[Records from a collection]

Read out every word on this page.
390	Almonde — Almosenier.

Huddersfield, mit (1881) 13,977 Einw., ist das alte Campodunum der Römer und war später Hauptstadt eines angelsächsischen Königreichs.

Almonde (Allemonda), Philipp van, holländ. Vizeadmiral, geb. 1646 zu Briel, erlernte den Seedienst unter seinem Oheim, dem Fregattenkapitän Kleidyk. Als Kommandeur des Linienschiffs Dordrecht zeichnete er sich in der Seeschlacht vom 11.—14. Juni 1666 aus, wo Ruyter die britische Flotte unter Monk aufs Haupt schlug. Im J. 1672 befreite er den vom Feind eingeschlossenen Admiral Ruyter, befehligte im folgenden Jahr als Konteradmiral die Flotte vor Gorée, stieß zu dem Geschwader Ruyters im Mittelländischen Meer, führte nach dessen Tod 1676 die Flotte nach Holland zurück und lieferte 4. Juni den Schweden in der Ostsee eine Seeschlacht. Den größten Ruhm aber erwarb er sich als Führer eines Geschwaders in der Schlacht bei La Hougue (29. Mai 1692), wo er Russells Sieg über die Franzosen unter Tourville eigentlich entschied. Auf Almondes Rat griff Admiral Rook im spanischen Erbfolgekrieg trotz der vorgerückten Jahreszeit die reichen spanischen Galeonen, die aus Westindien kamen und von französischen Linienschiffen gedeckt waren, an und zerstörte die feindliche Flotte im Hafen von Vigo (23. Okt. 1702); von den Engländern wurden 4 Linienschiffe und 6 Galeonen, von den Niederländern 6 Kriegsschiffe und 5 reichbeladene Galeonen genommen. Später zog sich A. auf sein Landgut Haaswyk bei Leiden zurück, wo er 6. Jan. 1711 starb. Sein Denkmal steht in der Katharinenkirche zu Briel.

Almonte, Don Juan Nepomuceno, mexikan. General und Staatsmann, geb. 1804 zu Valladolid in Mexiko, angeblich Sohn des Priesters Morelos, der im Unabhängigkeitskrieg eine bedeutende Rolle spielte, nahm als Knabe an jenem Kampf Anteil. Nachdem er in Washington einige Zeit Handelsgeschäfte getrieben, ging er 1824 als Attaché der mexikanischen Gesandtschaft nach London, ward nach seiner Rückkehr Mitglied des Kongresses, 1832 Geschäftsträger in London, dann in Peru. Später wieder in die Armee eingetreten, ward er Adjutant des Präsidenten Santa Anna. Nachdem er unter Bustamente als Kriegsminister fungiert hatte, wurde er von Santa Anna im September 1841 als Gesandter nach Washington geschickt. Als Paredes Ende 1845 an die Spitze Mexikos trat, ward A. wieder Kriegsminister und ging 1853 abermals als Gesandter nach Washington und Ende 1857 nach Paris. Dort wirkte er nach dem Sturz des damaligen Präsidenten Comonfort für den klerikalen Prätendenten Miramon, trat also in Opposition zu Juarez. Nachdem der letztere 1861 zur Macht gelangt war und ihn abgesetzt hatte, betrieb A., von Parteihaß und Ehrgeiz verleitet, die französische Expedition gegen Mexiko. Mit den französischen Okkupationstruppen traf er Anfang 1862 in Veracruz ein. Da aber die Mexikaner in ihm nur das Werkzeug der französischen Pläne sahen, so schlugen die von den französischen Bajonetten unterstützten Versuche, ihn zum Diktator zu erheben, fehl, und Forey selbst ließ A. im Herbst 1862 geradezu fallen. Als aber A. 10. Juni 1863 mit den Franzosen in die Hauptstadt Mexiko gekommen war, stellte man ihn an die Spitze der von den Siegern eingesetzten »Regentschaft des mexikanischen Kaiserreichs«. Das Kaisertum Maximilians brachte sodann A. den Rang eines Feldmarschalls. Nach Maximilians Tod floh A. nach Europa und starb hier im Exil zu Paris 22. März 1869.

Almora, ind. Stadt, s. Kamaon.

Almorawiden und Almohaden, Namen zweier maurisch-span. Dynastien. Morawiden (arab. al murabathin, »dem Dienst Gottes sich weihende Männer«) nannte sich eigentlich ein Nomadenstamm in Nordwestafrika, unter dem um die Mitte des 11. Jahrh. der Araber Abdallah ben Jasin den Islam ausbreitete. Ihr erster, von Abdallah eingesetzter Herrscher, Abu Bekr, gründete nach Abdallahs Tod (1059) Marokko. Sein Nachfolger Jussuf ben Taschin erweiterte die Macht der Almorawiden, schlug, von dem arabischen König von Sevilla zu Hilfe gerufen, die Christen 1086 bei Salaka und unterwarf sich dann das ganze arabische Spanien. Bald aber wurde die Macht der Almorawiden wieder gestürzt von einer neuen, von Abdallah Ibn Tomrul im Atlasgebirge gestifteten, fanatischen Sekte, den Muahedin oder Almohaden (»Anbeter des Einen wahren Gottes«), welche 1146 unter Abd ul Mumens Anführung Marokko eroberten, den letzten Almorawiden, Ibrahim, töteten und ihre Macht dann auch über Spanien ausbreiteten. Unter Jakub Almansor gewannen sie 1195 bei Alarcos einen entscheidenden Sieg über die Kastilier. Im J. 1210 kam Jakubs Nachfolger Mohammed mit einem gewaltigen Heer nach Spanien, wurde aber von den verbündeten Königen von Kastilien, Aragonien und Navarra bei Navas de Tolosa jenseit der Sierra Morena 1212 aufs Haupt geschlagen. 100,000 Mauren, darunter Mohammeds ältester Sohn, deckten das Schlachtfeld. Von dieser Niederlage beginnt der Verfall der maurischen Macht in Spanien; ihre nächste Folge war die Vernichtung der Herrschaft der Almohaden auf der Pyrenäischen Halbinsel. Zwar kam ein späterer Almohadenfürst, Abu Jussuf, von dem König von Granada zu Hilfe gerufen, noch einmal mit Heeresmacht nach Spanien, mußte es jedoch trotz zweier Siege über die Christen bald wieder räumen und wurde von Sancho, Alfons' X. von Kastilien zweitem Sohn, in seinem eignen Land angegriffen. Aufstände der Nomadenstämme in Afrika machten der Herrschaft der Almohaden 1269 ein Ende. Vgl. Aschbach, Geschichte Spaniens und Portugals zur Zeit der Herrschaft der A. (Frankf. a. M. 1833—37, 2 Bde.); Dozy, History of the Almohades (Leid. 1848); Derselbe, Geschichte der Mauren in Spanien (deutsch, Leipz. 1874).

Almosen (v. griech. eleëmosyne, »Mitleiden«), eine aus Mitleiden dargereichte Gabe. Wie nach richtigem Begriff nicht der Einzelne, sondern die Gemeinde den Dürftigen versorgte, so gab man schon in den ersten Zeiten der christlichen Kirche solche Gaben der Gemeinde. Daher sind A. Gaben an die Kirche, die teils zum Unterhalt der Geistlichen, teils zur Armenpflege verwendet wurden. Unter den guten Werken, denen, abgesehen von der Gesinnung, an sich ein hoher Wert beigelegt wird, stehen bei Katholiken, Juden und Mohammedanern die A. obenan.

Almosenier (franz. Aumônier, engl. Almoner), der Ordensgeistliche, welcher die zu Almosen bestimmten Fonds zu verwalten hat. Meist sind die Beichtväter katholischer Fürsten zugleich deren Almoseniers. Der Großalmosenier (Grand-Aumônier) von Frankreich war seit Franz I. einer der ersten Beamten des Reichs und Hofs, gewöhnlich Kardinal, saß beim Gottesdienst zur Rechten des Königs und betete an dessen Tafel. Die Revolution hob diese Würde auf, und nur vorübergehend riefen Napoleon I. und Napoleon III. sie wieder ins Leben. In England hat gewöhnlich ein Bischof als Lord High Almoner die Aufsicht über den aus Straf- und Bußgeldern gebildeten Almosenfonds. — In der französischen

### The task
Scan the records for the word "ersten", and copy each line where it is found.

### Result of the task
Almosen (v. griech. eleëmosyne, »Mitleiden«), eine aus Mitleiden dargereichte Gabe. Wie nach richtigem Begriff nicht der Einzelne, sondern die Gemeinde den Dürftigen versorgte, so gab man schon in den ersten Zeiten der christlichen Kirche solche Gaben der Gemeinde. Daher sind A. Gaben an die Kirche, die teils zum Unterhalt der Geistlichen, teils zur Armenpflege verwendet wurden. Unter den guten Werken, denen, abgesehen von der Gesinnung, an sich ein hoher Wert beigelegt wird, stehen bei Katholiken, Juden und Mohammedanern die A. obenan.
Almosenier (franz. Aumônier, engl. Almoner), der Ordensgeistliche, welcher die zu Almosen bestimmten Fonds zu verwalten hat. Meist sind die Beichtväter katholischer Fürsten zugleich deren Almoseniers. Der Großalmosenier (Grand-Aumônier) von Frankreich war seit Franz I. einer der ersten Beamten des Reichs und Hofs, gewöhnlich Kardinal, saß beim Gottesdienst zur Rechten des Königs und betete an dessen Tafel. Die Revolution hob diese Würde auf, und nur vorübergehend riefen Napoleon I. und Napoleon III. sie wieder ins Leben. In England hat gewöhnlich ein Bischof als Lord High Almoner die Aufsicht über den aus Straf- und Bußgeldern gebildeten Almosenfonds. — In der französischen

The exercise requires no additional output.